— begin —
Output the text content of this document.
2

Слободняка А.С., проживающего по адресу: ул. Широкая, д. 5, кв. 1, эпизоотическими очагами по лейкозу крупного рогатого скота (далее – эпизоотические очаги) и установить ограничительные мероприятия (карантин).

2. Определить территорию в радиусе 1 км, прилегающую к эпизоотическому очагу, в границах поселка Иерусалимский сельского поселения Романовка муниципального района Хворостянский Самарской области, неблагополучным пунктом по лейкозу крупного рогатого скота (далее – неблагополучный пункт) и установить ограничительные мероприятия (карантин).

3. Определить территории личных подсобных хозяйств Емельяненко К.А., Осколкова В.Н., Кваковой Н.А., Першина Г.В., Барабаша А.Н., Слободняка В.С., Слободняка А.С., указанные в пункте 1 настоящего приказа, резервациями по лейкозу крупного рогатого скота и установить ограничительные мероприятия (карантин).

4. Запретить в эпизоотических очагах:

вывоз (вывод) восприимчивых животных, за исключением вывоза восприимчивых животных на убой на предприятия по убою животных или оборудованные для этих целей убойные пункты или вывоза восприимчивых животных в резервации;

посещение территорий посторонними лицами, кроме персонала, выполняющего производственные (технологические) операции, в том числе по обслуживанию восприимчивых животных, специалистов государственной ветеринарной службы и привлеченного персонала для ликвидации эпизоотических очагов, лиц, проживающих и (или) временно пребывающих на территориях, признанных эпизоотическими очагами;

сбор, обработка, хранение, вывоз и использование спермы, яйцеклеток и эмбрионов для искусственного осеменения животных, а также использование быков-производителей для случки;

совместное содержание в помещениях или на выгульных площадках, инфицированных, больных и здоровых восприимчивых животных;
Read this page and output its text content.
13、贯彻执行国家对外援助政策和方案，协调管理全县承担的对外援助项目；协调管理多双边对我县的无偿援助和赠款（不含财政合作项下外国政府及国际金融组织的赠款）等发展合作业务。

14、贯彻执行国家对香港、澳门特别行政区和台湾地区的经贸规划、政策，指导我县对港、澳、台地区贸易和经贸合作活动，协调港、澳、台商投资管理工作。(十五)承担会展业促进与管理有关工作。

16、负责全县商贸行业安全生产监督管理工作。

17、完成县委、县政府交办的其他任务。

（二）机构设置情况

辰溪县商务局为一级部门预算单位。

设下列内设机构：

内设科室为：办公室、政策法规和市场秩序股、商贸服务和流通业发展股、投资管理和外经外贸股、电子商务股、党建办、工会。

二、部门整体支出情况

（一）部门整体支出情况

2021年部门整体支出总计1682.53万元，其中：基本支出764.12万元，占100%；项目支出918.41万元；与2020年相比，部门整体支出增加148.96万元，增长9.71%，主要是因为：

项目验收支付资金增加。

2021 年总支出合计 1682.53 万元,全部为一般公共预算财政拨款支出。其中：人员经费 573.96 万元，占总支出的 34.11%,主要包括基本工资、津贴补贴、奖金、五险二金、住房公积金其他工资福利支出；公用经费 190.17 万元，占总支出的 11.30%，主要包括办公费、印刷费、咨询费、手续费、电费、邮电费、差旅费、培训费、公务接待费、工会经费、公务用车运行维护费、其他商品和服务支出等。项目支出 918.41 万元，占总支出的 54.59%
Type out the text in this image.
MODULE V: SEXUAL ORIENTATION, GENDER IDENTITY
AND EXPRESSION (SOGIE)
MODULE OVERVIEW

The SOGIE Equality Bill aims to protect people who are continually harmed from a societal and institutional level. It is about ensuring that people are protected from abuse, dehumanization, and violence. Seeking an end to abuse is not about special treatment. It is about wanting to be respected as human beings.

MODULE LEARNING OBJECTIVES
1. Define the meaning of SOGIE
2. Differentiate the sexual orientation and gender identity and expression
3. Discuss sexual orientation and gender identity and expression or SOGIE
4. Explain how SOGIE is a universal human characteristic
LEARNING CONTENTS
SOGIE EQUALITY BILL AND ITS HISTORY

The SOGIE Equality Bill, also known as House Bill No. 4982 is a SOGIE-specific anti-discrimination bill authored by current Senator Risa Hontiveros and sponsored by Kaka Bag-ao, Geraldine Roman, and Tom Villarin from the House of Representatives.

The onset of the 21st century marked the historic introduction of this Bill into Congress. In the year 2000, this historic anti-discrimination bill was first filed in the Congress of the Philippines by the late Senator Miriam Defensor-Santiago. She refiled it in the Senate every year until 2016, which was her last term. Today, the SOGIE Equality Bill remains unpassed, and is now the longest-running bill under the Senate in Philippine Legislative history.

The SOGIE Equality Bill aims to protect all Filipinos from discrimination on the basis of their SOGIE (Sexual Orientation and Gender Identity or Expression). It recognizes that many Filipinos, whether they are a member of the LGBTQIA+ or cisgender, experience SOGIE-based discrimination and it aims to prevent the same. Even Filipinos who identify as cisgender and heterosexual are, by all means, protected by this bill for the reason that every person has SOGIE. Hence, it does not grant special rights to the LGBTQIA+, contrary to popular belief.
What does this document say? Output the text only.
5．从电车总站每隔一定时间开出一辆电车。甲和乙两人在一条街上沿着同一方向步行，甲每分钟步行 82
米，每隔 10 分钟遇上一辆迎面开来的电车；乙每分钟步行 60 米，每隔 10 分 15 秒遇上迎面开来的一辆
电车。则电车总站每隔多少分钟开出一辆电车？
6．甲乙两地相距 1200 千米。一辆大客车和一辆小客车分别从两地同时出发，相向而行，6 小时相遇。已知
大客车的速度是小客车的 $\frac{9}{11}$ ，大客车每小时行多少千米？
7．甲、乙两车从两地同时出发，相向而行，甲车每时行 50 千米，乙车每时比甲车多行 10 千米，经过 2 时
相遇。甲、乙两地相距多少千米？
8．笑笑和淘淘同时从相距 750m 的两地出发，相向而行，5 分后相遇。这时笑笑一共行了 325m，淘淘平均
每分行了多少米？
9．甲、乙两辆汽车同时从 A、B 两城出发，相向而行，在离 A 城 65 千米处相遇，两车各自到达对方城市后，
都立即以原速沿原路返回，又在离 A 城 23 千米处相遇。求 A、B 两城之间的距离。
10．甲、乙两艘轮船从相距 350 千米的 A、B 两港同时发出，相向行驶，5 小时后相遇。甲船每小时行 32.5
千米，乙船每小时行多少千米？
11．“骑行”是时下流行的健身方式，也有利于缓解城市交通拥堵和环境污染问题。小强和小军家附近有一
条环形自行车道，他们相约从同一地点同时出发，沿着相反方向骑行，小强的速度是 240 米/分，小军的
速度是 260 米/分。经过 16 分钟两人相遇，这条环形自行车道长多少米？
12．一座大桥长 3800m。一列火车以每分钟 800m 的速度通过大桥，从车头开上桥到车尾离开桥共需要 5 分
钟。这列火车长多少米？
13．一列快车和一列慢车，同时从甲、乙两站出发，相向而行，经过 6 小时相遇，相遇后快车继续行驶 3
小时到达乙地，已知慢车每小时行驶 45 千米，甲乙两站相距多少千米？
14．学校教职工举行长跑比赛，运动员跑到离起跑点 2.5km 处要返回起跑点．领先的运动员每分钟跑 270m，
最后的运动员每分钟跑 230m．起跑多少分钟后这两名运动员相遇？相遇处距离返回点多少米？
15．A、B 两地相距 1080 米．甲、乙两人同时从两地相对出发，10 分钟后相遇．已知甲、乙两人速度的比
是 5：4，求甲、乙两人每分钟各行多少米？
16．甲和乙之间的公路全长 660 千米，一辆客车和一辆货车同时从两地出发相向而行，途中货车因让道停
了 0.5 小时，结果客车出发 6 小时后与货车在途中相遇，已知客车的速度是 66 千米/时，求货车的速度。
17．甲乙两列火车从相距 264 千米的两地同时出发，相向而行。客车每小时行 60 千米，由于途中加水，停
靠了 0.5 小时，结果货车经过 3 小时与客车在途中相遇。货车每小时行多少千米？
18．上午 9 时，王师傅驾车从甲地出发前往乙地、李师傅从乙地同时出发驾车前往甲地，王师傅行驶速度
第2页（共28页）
— end —
= Task instructions =
Select every line in the records above that contains the word "LEARNING".

= The completed task =
MODULE LEARNING OBJECTIVES
LEARNING CONTENTS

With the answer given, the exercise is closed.